***** DATASET EXCERPTS *****

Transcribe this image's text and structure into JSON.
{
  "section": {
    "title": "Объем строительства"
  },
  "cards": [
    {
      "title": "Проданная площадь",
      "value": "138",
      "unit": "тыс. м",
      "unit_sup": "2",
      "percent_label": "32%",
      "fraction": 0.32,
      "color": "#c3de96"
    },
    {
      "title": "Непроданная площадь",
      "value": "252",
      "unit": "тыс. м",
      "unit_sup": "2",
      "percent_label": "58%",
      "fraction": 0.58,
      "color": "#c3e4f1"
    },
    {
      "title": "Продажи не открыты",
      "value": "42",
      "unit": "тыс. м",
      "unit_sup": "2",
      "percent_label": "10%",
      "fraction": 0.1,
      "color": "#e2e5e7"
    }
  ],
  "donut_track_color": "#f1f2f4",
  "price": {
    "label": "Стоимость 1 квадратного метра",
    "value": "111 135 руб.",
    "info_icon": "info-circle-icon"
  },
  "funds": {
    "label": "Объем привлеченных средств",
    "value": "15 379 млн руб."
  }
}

*****

- **GOAL**:
Reproduce the records above exactly.

- **RESPONSE FOR THIS EXERCISE**:
Transcribe this image's text and structure into JSON.
{
  "section": {
    "title": "Объем строительства"
  },
  "cards": [
    {
      "title": "Проданная площадь",
      "value": "138",
      "unit": "тыс. м",
      "unit_sup": "2",
      "percent_label": "32%",
      "fraction": 0.32,
      "color": "#c3de96"
    },
    {
      "title": "Непроданная площадь",
      "value": "252",
      "unit": "тыс. м",
      "unit_sup": "2",
      "percent_label": "58%",
      "fraction": 0.58,
      "color": "#c3e4f1"
    },
    {
      "title": "Продажи не открыты",
      "value": "42",
      "unit": "тыс. м",
      "unit_sup": "2",
      "percent_label": "10%",
      "fraction": 0.1,
      "color": "#e2e5e7"
    }
  ],
  "donut_track_color": "#f1f2f4",
  "price": {
    "label": "Стоимость 1 квадратного метра",
    "value": "111 135 руб.",
    "info_icon": "info-circle-icon"
  },
  "funds": {
    "label": "Объем привлеченных средств",
    "value": "15 379 млн руб."
  }
}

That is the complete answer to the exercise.